Given information:

————————

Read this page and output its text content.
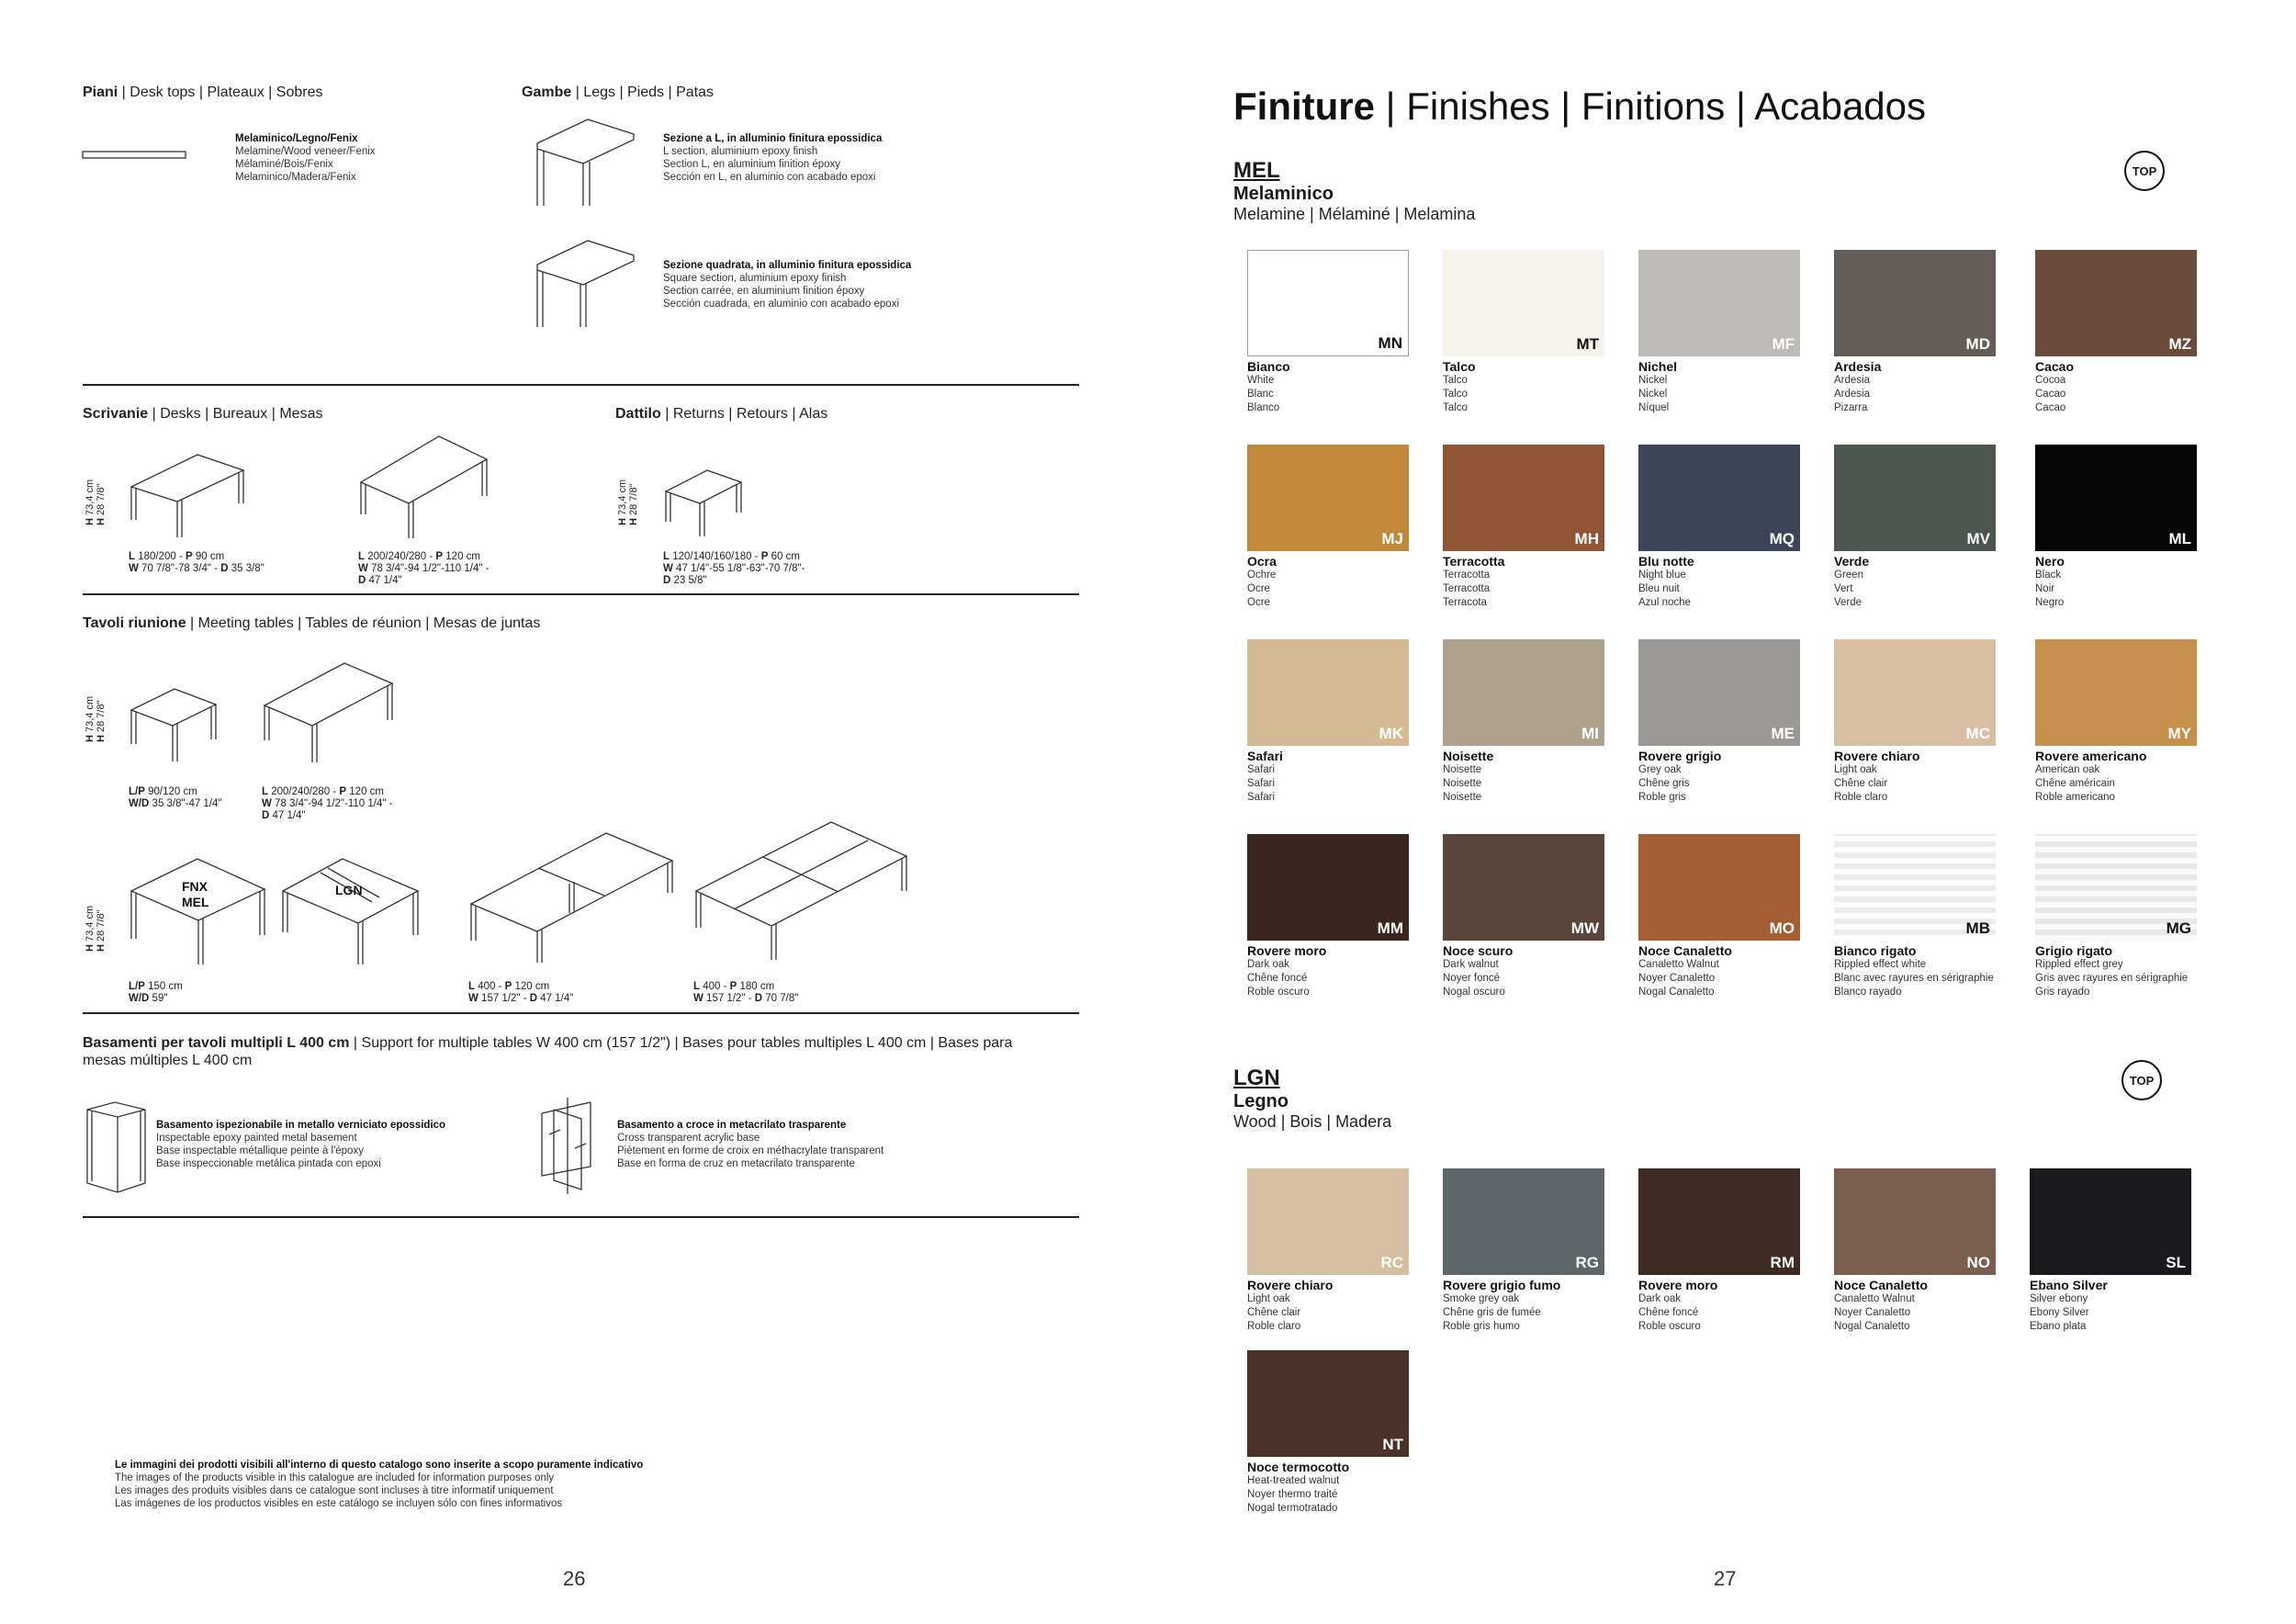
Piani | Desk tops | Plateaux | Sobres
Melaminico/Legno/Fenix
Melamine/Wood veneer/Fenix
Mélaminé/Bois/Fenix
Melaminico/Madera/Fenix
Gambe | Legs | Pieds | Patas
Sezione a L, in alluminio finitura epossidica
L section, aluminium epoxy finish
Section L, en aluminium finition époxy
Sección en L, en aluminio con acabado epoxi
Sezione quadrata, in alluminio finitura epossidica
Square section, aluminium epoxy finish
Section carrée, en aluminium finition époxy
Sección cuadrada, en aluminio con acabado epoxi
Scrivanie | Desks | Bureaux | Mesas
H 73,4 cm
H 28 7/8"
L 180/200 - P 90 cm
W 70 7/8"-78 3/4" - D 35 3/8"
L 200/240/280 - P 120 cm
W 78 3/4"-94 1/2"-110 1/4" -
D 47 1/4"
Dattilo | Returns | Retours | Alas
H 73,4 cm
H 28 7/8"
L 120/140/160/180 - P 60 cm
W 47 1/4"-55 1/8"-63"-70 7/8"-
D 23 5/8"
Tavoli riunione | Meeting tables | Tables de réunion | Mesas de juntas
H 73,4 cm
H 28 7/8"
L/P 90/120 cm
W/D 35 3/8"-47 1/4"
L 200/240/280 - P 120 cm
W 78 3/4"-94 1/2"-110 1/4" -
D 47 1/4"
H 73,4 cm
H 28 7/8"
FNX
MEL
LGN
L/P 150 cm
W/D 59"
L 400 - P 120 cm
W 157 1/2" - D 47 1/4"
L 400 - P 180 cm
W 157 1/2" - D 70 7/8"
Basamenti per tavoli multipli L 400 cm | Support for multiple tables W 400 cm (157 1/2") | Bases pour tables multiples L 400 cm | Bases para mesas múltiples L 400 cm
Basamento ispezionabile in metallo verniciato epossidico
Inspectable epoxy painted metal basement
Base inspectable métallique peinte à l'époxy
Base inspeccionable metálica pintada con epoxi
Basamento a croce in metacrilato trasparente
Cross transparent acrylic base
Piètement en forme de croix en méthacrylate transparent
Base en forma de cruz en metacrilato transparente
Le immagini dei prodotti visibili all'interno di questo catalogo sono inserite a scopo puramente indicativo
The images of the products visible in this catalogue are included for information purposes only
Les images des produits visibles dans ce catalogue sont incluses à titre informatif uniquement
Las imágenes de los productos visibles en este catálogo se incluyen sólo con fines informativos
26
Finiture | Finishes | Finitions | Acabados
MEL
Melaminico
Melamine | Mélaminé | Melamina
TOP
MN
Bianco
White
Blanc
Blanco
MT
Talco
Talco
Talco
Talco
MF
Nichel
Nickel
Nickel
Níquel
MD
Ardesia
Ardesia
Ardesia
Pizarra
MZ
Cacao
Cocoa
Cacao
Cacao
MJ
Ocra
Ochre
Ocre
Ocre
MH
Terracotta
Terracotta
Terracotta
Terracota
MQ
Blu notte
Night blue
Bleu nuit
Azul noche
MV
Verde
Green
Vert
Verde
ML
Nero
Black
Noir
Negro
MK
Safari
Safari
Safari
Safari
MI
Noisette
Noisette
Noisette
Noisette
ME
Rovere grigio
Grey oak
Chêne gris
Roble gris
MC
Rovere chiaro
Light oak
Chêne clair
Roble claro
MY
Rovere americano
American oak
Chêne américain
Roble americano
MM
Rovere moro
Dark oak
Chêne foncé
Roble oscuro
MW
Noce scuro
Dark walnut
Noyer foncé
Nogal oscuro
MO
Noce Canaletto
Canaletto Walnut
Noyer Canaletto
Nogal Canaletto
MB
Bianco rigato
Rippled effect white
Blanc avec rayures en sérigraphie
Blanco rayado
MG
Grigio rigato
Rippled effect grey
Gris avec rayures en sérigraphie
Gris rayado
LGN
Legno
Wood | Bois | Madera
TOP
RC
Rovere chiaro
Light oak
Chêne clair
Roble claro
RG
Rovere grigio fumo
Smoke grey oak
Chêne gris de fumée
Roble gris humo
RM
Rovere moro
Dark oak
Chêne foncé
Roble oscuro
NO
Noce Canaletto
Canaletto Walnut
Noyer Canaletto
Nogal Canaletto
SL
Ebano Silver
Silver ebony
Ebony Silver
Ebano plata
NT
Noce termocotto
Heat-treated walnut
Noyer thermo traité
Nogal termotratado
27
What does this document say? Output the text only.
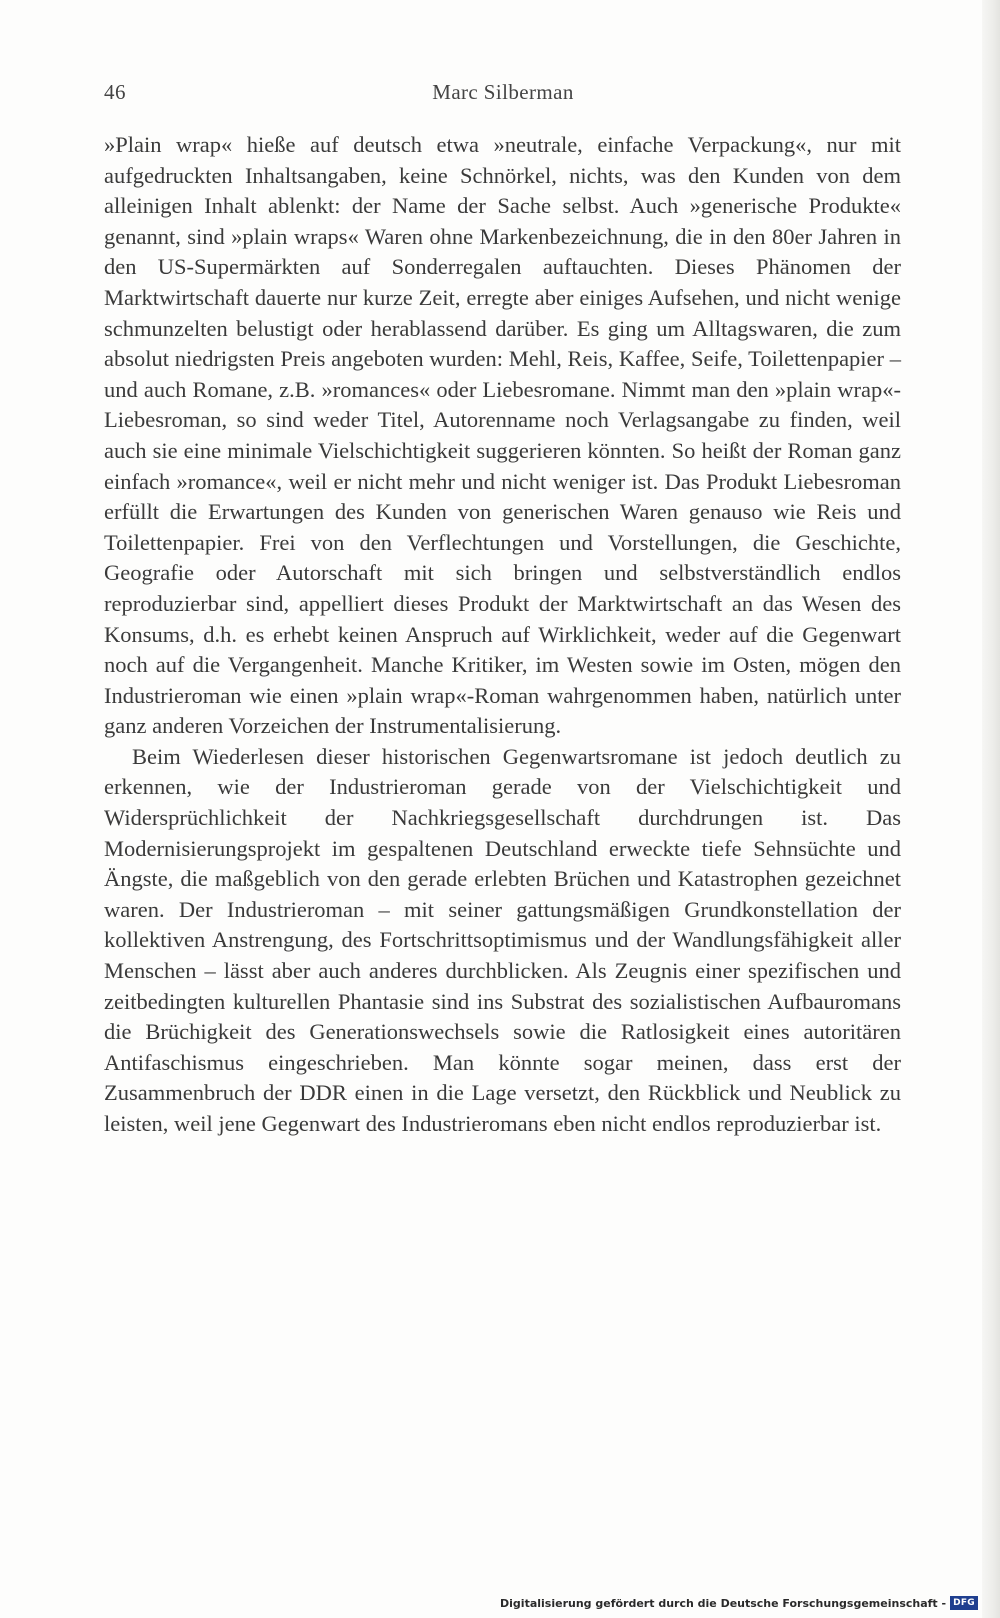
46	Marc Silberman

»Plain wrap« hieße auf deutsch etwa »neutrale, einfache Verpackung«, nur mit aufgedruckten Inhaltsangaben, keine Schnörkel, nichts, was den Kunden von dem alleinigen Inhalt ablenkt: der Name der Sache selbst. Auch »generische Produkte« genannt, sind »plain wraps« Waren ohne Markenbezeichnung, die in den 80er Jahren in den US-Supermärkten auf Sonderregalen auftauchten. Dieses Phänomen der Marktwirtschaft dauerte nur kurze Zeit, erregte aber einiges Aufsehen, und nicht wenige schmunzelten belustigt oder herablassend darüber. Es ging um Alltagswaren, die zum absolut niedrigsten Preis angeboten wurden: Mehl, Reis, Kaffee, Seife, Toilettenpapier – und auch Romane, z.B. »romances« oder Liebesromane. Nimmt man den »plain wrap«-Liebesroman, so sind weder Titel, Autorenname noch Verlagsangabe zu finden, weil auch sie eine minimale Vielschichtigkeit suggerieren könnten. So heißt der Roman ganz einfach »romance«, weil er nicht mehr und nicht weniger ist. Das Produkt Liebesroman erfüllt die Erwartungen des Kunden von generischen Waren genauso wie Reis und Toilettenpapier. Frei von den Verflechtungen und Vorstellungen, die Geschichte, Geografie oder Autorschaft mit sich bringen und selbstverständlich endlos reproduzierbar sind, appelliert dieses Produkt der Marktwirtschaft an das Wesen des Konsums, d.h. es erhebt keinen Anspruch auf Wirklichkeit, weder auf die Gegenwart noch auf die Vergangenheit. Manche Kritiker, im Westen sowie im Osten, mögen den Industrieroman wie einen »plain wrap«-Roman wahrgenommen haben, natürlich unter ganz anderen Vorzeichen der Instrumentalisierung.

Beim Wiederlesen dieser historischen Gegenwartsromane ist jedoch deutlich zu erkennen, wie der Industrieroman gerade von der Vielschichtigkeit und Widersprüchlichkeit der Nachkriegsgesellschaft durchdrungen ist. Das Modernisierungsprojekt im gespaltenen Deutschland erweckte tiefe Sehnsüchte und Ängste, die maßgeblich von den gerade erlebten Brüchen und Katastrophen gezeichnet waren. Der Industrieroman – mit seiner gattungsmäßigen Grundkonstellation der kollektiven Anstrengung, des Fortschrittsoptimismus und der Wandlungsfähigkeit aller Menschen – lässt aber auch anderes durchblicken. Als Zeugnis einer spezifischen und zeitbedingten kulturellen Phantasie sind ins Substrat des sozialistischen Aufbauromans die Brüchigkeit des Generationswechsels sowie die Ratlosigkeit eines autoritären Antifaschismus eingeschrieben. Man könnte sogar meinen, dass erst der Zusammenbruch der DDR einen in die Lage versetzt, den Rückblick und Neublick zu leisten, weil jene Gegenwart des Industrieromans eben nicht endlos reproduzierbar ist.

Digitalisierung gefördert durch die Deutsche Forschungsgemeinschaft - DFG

————————

Aim of the exercise: Output the data exactly. Pictures don't belong in the result.

Result below:
Read this page and output its text content.
Piani | Desk tops | Plateaux | Sobres
Melaminico/Legno/Fenix
Melamine/Wood veneer/Fenix
Mélaminé/Bois/Fenix
Melaminico/Madera/Fenix
Gambe | Legs | Pieds | Patas
Sezione a L, in alluminio finitura epossidica
L section, aluminium epoxy finish
Section L, en aluminium finition époxy
Sección en L, en aluminio con acabado epoxi
Sezione quadrata, in alluminio finitura epossidica
Square section, aluminium epoxy finish
Section carrée, en aluminium finition époxy
Sección cuadrada, en aluminio con acabado epoxi
Scrivanie | Desks | Bureaux | Mesas
H 73,4 cm
H 28 7/8"
L 180/200 - P 90 cm
W 70 7/8"-78 3/4" - D 35 3/8"
L 200/240/280 - P 120 cm
W 78 3/4"-94 1/2"-110 1/4" -
D 47 1/4"
Dattilo | Returns | Retours | Alas
H 73,4 cm
H 28 7/8"
L 120/140/160/180 - P 60 cm
W 47 1/4"-55 1/8"-63"-70 7/8"-
D 23 5/8"
Tavoli riunione | Meeting tables | Tables de réunion | Mesas de juntas
H 73,4 cm
H 28 7/8"
L/P 90/120 cm
W/D 35 3/8"-47 1/4"
L 200/240/280 - P 120 cm
W 78 3/4"-94 1/2"-110 1/4" -
D 47 1/4"
H 73,4 cm
H 28 7/8"
FNX
MEL
LGN
L/P 150 cm
W/D 59"
L 400 - P 120 cm
W 157 1/2" - D 47 1/4"
L 400 - P 180 cm
W 157 1/2" - D 70 7/8"
Basamenti per tavoli multipli L 400 cm | Support for multiple tables W 400 cm (157 1/2") | Bases pour tables multiples L 400 cm | Bases para mesas múltiples L 400 cm
Basamento ispezionabile in metallo verniciato epossidico
Inspectable epoxy painted metal basement
Base inspectable métallique peinte à l'époxy
Base inspeccionable metálica pintada con epoxi
Basamento a croce in metacrilato trasparente
Cross transparent acrylic base
Piètement en forme de croix en méthacrylate transparent
Base en forma de cruz en metacrilato transparente
Le immagini dei prodotti visibili all'interno di questo catalogo sono inserite a scopo puramente indicativo
The images of the products visible in this catalogue are included for information purposes only
Les images des produits visibles dans ce catalogue sont incluses à titre informatif uniquement
Las imágenes de los productos visibles en este catálogo se incluyen sólo con fines informativos
26
Finiture | Finishes | Finitions | Acabados
MEL
Melaminico
Melamine | Mélaminé | Melamina
TOP
MN
Bianco
White
Blanc
Blanco
MT
Talco
Talco
Talco
Talco
MF
Nichel
Nickel
Nickel
Níquel
MD
Ardesia
Ardesia
Ardesia
Pizarra
MZ
Cacao
Cocoa
Cacao
Cacao
MJ
Ocra
Ochre
Ocre
Ocre
MH
Terracotta
Terracotta
Terracotta
Terracota
MQ
Blu notte
Night blue
Bleu nuit
Azul noche
MV
Verde
Green
Vert
Verde
ML
Nero
Black
Noir
Negro
MK
Safari
Safari
Safari
Safari
MI
Noisette
Noisette
Noisette
Noisette
ME
Rovere grigio
Grey oak
Chêne gris
Roble gris
MC
Rovere chiaro
Light oak
Chêne clair
Roble claro
MY
Rovere americano
American oak
Chêne américain
Roble americano
MM
Rovere moro
Dark oak
Chêne foncé
Roble oscuro
MW
Noce scuro
Dark walnut
Noyer foncé
Nogal oscuro
MO
Noce Canaletto
Canaletto Walnut
Noyer Canaletto
Nogal Canaletto
MB
Bianco rigato
Rippled effect white
Blanc avec rayures en sérigraphie
Blanco rayado
MG
Grigio rigato
Rippled effect grey
Gris avec rayures en sérigraphie
Gris rayado
LGN
Legno
Wood | Bois | Madera
TOP
RC
Rovere chiaro
Light oak
Chêne clair
Roble claro
RG
Rovere grigio fumo
Smoke grey oak
Chêne gris de fumée
Roble gris humo
RM
Rovere moro
Dark oak
Chêne foncé
Roble oscuro
NO
Noce Canaletto
Canaletto Walnut
Noyer Canaletto
Nogal Canaletto
SL
Ebano Silver
Silver ebony
Ebony Silver
Ebano plata
NT
Noce termocotto
Heat-treated walnut
Noyer thermo traité
Nogal termotratado
27
What does this document say? Output the text only.
46	Marc Silberman

»Plain wrap« hieße auf deutsch etwa »neutrale, einfache Verpackung«, nur mit aufgedruckten Inhaltsangaben, keine Schnörkel, nichts, was den Kunden von dem alleinigen Inhalt ablenkt: der Name der Sache selbst. Auch »generische Produkte« genannt, sind »plain wraps« Waren ohne Markenbezeichnung, die in den 80er Jahren in den US-Supermärkten auf Sonderregalen auftauchten. Dieses Phänomen der Marktwirtschaft dauerte nur kurze Zeit, erregte aber einiges Aufsehen, und nicht wenige schmunzelten belustigt oder herablassend darüber. Es ging um Alltagswaren, die zum absolut niedrigsten Preis angeboten wurden: Mehl, Reis, Kaffee, Seife, Toilettenpapier – und auch Romane, z.B. »romances« oder Liebesromane. Nimmt man den »plain wrap«-Liebesroman, so sind weder Titel, Autorenname noch Verlagsangabe zu finden, weil auch sie eine minimale Vielschichtigkeit suggerieren könnten. So heißt der Roman ganz einfach »romance«, weil er nicht mehr und nicht weniger ist. Das Produkt Liebesroman erfüllt die Erwartungen des Kunden von generischen Waren genauso wie Reis und Toilettenpapier. Frei von den Verflechtungen und Vorstellungen, die Geschichte, Geografie oder Autorschaft mit sich bringen und selbstverständlich endlos reproduzierbar sind, appelliert dieses Produkt der Marktwirtschaft an das Wesen des Konsums, d.h. es erhebt keinen Anspruch auf Wirklichkeit, weder auf die Gegenwart noch auf die Vergangenheit. Manche Kritiker, im Westen sowie im Osten, mögen den Industrieroman wie einen »plain wrap«-Roman wahrgenommen haben, natürlich unter ganz anderen Vorzeichen der Instrumentalisierung.

Beim Wiederlesen dieser historischen Gegenwartsromane ist jedoch deutlich zu erkennen, wie der Industrieroman gerade von der Vielschichtigkeit und Widersprüchlichkeit der Nachkriegsgesellschaft durchdrungen ist. Das Modernisierungsprojekt im gespaltenen Deutschland erweckte tiefe Sehnsüchte und Ängste, die maßgeblich von den gerade erlebten Brüchen und Katastrophen gezeichnet waren. Der Industrieroman – mit seiner gattungsmäßigen Grundkonstellation der kollektiven Anstrengung, des Fortschrittsoptimismus und der Wandlungsfähigkeit aller Menschen – lässt aber auch anderes durchblicken. Als Zeugnis einer spezifischen und zeitbedingten kulturellen Phantasie sind ins Substrat des sozialistischen Aufbauromans die Brüchigkeit des Generationswechsels sowie die Ratlosigkeit eines autoritären Antifaschismus eingeschrieben. Man könnte sogar meinen, dass erst der Zusammenbruch der DDR einen in die Lage versetzt, den Rückblick und Neublick zu leisten, weil jene Gegenwart des Industrieromans eben nicht endlos reproduzierbar ist.

Digitalisierung gefördert durch die Deutsche Forschungsgemeinschaft - DFG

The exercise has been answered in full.